Output each entry that follows exactly. Images stay out.

A block of data
— begin —

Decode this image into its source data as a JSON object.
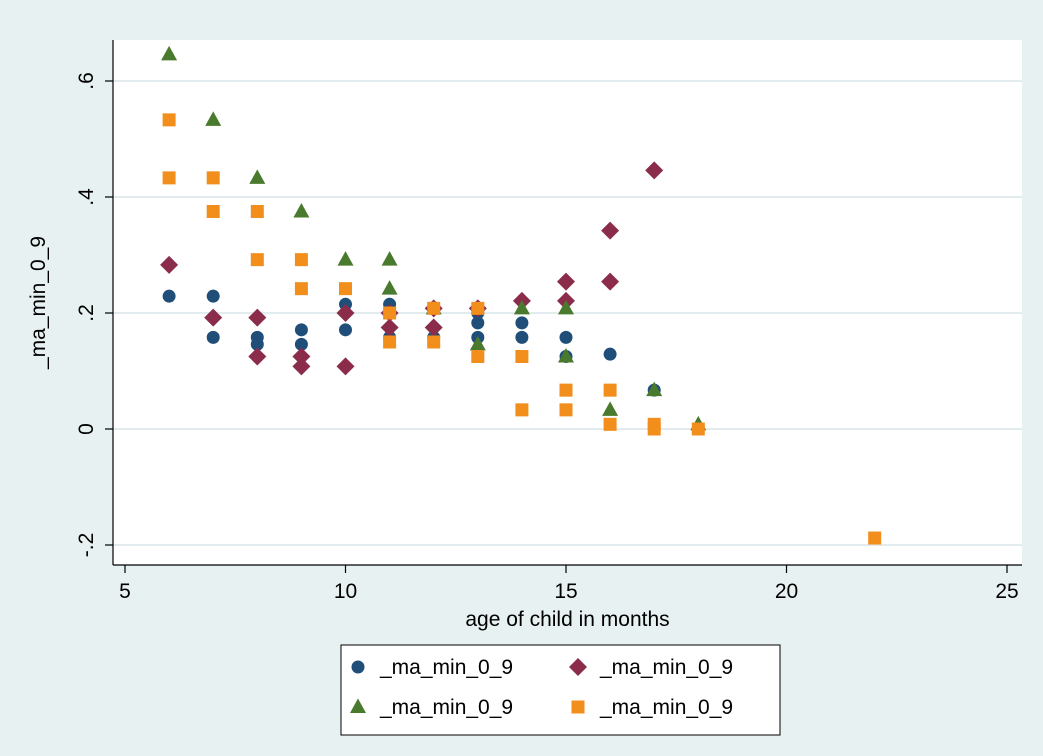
{
  "chart_data": {
    "type": "scatter",
    "title": "",
    "xlabel": "age of child in months",
    "ylabel": "_ma_min_0_9",
    "xlim": [
      5,
      25
    ],
    "ylim": [
      -0.2,
      0.6
    ],
    "x_ticks": [
      5,
      10,
      15,
      20,
      25
    ],
    "y_ticks": [
      -0.2,
      0,
      0.2,
      0.4,
      0.6
    ],
    "x_tick_labels": [
      "5",
      "10",
      "15",
      "20",
      "25"
    ],
    "y_tick_labels": [
      "-.2",
      "0",
      ".2",
      ".4",
      ".6"
    ],
    "grid": "horizontal",
    "legend_position": "bottom",
    "series": [
      {
        "name": "_ma_min_0_9",
        "marker": "circle",
        "color": "#1f4e79",
        "points": [
          [
            6,
            0.229
          ],
          [
            7,
            0.229
          ],
          [
            7,
            0.158
          ],
          [
            8,
            0.158
          ],
          [
            8,
            0.146
          ],
          [
            9,
            0.171
          ],
          [
            9,
            0.146
          ],
          [
            10,
            0.215
          ],
          [
            10,
            0.171
          ],
          [
            11,
            0.215
          ],
          [
            11,
            0.158
          ],
          [
            12,
            0.158
          ],
          [
            13,
            0.2
          ],
          [
            13,
            0.183
          ],
          [
            13,
            0.158
          ],
          [
            14,
            0.183
          ],
          [
            14,
            0.158
          ],
          [
            15,
            0.158
          ],
          [
            15,
            0.125
          ],
          [
            16,
            0.129
          ],
          [
            17,
            0.067
          ]
        ]
      },
      {
        "name": "_ma_min_0_9",
        "marker": "diamond",
        "color": "#8b2d4a",
        "points": [
          [
            6,
            0.283
          ],
          [
            7,
            0.192
          ],
          [
            8,
            0.192
          ],
          [
            8,
            0.125
          ],
          [
            9,
            0.125
          ],
          [
            9,
            0.108
          ],
          [
            10,
            0.2
          ],
          [
            10,
            0.108
          ],
          [
            11,
            0.2
          ],
          [
            11,
            0.175
          ],
          [
            12,
            0.208
          ],
          [
            12,
            0.175
          ],
          [
            13,
            0.208
          ],
          [
            14,
            0.221
          ],
          [
            15,
            0.254
          ],
          [
            15,
            0.221
          ],
          [
            16,
            0.342
          ],
          [
            16,
            0.254
          ],
          [
            17,
            0.446
          ]
        ]
      },
      {
        "name": "_ma_min_0_9",
        "marker": "triangle",
        "color": "#4a7a2e",
        "points": [
          [
            6,
            0.646
          ],
          [
            7,
            0.533
          ],
          [
            8,
            0.433
          ],
          [
            9,
            0.375
          ],
          [
            10,
            0.292
          ],
          [
            11,
            0.292
          ],
          [
            11,
            0.242
          ],
          [
            12,
            0.208
          ],
          [
            13,
            0.146
          ],
          [
            14,
            0.208
          ],
          [
            15,
            0.208
          ],
          [
            15,
            0.125
          ],
          [
            16,
            0.033
          ],
          [
            17,
            0.067
          ],
          [
            18,
            0.008
          ]
        ]
      },
      {
        "name": "_ma_min_0_9",
        "marker": "square",
        "color": "#f28e1c",
        "points": [
          [
            6,
            0.533
          ],
          [
            6,
            0.433
          ],
          [
            7,
            0.433
          ],
          [
            7,
            0.375
          ],
          [
            8,
            0.375
          ],
          [
            8,
            0.292
          ],
          [
            9,
            0.292
          ],
          [
            9,
            0.242
          ],
          [
            10,
            0.242
          ],
          [
            11,
            0.2
          ],
          [
            11,
            0.15
          ],
          [
            12,
            0.208
          ],
          [
            12,
            0.15
          ],
          [
            13,
            0.208
          ],
          [
            13,
            0.125
          ],
          [
            14,
            0.125
          ],
          [
            14,
            0.033
          ],
          [
            15,
            0.067
          ],
          [
            15,
            0.033
          ],
          [
            16,
            0.067
          ],
          [
            16,
            0.008
          ],
          [
            17,
            0.008
          ],
          [
            17,
            0
          ],
          [
            18,
            0
          ],
          [
            22,
            -0.188
          ]
        ]
      }
    ]
  }
}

— end —

Expected answer
Decode this image into its source data as a JSON object.
{
  "chart_data": {
    "type": "scatter",
    "title": "",
    "xlabel": "age of child in months",
    "ylabel": "_ma_min_0_9",
    "xlim": [
      5,
      25
    ],
    "ylim": [
      -0.2,
      0.6
    ],
    "x_ticks": [
      5,
      10,
      15,
      20,
      25
    ],
    "y_ticks": [
      -0.2,
      0,
      0.2,
      0.4,
      0.6
    ],
    "x_tick_labels": [
      "5",
      "10",
      "15",
      "20",
      "25"
    ],
    "y_tick_labels": [
      "-.2",
      "0",
      ".2",
      ".4",
      ".6"
    ],
    "grid": "horizontal",
    "legend_position": "bottom",
    "series": [
      {
        "name": "_ma_min_0_9",
        "marker": "circle",
        "color": "#1f4e79",
        "points": [
          [
            6,
            0.229
          ],
          [
            7,
            0.229
          ],
          [
            7,
            0.158
          ],
          [
            8,
            0.158
          ],
          [
            8,
            0.146
          ],
          [
            9,
            0.171
          ],
          [
            9,
            0.146
          ],
          [
            10,
            0.215
          ],
          [
            10,
            0.171
          ],
          [
            11,
            0.215
          ],
          [
            11,
            0.158
          ],
          [
            12,
            0.158
          ],
          [
            13,
            0.2
          ],
          [
            13,
            0.183
          ],
          [
            13,
            0.158
          ],
          [
            14,
            0.183
          ],
          [
            14,
            0.158
          ],
          [
            15,
            0.158
          ],
          [
            15,
            0.125
          ],
          [
            16,
            0.129
          ],
          [
            17,
            0.067
          ]
        ]
      },
      {
        "name": "_ma_min_0_9",
        "marker": "diamond",
        "color": "#8b2d4a",
        "points": [
          [
            6,
            0.283
          ],
          [
            7,
            0.192
          ],
          [
            8,
            0.192
          ],
          [
            8,
            0.125
          ],
          [
            9,
            0.125
          ],
          [
            9,
            0.108
          ],
          [
            10,
            0.2
          ],
          [
            10,
            0.108
          ],
          [
            11,
            0.2
          ],
          [
            11,
            0.175
          ],
          [
            12,
            0.208
          ],
          [
            12,
            0.175
          ],
          [
            13,
            0.208
          ],
          [
            14,
            0.221
          ],
          [
            15,
            0.254
          ],
          [
            15,
            0.221
          ],
          [
            16,
            0.342
          ],
          [
            16,
            0.254
          ],
          [
            17,
            0.446
          ]
        ]
      },
      {
        "name": "_ma_min_0_9",
        "marker": "triangle",
        "color": "#4a7a2e",
        "points": [
          [
            6,
            0.646
          ],
          [
            7,
            0.533
          ],
          [
            8,
            0.433
          ],
          [
            9,
            0.375
          ],
          [
            10,
            0.292
          ],
          [
            11,
            0.292
          ],
          [
            11,
            0.242
          ],
          [
            12,
            0.208
          ],
          [
            13,
            0.146
          ],
          [
            14,
            0.208
          ],
          [
            15,
            0.208
          ],
          [
            15,
            0.125
          ],
          [
            16,
            0.033
          ],
          [
            17,
            0.067
          ],
          [
            18,
            0.008
          ]
        ]
      },
      {
        "name": "_ma_min_0_9",
        "marker": "square",
        "color": "#f28e1c",
        "points": [
          [
            6,
            0.533
          ],
          [
            6,
            0.433
          ],
          [
            7,
            0.433
          ],
          [
            7,
            0.375
          ],
          [
            8,
            0.375
          ],
          [
            8,
            0.292
          ],
          [
            9,
            0.292
          ],
          [
            9,
            0.242
          ],
          [
            10,
            0.242
          ],
          [
            11,
            0.2
          ],
          [
            11,
            0.15
          ],
          [
            12,
            0.208
          ],
          [
            12,
            0.15
          ],
          [
            13,
            0.208
          ],
          [
            13,
            0.125
          ],
          [
            14,
            0.125
          ],
          [
            14,
            0.033
          ],
          [
            15,
            0.067
          ],
          [
            15,
            0.033
          ],
          [
            16,
            0.067
          ],
          [
            16,
            0.008
          ],
          [
            17,
            0.008
          ],
          [
            17,
            0
          ],
          [
            18,
            0
          ],
          [
            22,
            -0.188
          ]
        ]
      }
    ]
  }
}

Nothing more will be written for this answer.